> [Instructions to follow]
Work through the data and report how many lines include the string "continent", giving the number alone.

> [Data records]
- - -

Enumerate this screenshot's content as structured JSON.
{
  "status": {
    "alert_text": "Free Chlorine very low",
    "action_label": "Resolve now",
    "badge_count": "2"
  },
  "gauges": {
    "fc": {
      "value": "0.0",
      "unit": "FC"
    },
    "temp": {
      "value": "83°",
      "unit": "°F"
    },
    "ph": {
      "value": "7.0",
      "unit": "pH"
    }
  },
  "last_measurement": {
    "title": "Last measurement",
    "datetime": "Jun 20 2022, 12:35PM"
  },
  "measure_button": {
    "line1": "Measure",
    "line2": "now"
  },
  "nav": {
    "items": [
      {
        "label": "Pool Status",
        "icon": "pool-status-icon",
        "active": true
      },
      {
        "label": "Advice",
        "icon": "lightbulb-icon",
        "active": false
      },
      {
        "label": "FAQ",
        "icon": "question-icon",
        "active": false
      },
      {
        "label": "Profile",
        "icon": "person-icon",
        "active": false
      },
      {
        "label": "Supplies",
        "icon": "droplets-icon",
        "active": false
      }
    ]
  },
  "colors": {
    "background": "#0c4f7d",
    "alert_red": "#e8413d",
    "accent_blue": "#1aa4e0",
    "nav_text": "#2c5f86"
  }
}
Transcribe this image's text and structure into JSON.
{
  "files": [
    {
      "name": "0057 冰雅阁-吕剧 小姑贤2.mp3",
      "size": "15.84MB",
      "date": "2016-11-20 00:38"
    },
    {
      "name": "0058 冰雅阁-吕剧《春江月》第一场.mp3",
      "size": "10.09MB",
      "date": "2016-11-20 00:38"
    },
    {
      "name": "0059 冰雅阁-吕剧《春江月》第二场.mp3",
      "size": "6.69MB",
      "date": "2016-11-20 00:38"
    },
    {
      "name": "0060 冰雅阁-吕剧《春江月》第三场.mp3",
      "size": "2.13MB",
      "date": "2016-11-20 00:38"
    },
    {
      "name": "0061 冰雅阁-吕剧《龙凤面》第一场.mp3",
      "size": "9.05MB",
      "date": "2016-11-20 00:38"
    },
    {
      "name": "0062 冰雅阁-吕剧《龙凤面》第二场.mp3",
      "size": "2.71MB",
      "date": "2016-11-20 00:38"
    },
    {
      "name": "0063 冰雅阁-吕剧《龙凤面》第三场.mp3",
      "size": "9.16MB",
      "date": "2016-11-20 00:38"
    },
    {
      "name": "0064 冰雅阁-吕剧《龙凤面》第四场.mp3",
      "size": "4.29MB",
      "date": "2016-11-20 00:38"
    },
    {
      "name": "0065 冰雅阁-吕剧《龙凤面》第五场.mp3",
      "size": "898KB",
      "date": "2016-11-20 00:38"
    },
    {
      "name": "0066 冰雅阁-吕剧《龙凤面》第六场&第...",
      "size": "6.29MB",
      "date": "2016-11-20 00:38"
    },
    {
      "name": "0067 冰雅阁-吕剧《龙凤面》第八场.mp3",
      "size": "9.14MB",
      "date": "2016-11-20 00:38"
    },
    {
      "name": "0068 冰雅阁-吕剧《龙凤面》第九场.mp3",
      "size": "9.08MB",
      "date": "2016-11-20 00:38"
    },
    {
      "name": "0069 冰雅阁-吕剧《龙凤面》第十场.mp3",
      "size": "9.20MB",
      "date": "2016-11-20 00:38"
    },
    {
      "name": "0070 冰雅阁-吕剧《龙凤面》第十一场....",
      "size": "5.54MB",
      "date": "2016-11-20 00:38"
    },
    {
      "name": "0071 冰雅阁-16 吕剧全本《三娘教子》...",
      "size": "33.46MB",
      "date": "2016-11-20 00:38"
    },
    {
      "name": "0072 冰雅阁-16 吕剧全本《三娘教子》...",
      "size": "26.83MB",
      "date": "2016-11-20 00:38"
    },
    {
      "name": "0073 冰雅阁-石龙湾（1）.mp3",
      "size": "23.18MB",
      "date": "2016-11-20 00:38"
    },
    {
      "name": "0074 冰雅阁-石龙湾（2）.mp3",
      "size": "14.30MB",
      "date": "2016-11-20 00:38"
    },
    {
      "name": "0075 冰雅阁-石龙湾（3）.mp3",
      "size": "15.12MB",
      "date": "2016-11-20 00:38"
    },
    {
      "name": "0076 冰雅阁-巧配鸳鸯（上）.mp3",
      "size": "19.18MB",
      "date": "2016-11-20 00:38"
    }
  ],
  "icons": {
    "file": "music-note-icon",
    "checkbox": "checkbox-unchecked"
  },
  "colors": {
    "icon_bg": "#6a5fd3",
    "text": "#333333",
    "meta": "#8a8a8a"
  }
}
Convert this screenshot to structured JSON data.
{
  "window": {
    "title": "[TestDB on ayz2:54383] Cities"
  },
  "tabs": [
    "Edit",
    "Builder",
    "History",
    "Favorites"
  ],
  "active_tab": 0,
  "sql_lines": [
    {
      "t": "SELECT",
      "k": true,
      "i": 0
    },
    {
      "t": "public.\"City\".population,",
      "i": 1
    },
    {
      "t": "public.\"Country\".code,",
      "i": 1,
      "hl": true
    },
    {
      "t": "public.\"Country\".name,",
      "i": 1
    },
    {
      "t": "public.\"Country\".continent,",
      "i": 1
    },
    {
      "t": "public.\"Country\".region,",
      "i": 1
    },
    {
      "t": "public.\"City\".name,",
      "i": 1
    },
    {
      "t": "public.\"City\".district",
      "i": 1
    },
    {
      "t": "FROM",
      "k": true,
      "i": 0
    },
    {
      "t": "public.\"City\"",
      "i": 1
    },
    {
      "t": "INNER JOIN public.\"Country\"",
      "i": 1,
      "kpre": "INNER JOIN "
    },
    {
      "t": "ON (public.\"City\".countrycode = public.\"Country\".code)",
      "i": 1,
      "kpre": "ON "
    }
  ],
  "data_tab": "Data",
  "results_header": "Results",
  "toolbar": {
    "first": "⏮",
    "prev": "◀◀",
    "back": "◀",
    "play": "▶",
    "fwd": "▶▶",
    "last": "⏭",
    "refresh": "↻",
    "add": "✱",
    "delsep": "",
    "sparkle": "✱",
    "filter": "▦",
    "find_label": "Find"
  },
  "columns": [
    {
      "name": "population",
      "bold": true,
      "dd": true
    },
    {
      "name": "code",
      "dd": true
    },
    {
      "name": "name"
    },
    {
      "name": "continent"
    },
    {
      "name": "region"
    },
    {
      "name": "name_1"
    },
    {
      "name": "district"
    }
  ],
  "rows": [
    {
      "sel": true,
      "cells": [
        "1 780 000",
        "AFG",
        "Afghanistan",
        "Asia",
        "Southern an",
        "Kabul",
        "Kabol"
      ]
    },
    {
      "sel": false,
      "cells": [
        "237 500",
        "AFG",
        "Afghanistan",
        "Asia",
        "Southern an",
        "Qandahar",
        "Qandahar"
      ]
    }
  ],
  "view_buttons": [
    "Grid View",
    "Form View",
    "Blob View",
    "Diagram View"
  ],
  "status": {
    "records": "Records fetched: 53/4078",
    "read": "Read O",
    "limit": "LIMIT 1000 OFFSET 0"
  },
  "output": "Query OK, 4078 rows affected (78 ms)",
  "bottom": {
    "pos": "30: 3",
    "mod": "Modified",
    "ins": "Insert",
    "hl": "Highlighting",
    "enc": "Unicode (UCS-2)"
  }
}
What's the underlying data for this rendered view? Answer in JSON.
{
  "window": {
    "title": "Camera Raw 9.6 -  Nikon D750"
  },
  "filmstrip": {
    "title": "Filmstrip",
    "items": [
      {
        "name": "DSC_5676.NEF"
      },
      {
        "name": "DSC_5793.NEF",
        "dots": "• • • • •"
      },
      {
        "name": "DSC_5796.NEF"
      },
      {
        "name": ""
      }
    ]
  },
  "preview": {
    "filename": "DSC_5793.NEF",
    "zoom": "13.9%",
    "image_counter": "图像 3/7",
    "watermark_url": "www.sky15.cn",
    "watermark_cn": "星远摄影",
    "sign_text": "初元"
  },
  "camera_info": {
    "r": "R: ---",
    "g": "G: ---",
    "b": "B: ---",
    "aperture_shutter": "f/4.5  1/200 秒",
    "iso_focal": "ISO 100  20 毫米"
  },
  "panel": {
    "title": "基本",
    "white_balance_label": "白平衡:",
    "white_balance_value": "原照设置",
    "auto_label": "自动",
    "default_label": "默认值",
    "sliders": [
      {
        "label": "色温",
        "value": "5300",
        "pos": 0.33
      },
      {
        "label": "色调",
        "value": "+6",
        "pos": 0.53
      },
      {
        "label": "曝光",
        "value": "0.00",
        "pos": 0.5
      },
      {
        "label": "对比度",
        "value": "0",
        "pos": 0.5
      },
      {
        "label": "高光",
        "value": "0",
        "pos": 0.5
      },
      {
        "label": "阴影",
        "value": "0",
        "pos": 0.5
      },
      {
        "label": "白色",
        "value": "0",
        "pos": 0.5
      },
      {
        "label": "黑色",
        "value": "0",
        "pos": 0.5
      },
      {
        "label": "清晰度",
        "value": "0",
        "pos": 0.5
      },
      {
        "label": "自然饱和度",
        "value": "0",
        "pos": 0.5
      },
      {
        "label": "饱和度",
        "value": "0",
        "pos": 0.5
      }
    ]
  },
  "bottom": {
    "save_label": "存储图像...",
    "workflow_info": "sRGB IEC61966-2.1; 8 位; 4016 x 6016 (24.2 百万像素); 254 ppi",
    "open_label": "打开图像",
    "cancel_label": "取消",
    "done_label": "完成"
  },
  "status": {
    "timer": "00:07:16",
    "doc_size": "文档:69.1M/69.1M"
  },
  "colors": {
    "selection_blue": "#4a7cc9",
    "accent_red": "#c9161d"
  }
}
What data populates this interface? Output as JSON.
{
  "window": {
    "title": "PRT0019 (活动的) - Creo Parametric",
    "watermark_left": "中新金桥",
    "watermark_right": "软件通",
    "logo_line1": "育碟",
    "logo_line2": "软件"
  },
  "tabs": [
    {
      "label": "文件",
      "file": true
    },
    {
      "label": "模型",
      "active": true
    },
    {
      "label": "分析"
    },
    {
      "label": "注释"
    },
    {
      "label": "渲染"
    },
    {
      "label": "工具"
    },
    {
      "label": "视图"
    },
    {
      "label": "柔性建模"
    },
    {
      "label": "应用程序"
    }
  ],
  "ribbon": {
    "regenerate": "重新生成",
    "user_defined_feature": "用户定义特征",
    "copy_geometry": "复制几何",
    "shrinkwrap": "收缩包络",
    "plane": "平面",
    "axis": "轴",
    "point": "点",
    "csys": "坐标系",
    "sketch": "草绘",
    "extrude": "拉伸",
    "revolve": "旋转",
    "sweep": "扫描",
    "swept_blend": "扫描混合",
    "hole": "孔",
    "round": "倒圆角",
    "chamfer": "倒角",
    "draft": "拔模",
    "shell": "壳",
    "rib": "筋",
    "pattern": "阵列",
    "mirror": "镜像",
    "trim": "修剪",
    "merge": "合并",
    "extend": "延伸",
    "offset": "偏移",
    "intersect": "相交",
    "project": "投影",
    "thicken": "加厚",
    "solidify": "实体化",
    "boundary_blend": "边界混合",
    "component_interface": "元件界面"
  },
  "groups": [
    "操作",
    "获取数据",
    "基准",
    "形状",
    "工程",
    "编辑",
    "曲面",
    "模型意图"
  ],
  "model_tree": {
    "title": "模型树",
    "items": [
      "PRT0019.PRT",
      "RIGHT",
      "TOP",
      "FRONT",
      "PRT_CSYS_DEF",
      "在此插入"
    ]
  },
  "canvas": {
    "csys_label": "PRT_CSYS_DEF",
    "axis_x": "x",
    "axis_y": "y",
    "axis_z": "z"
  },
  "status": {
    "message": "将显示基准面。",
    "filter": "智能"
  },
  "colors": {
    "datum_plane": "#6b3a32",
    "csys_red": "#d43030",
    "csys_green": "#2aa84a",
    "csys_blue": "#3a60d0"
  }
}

- - -

> [Task answer]
2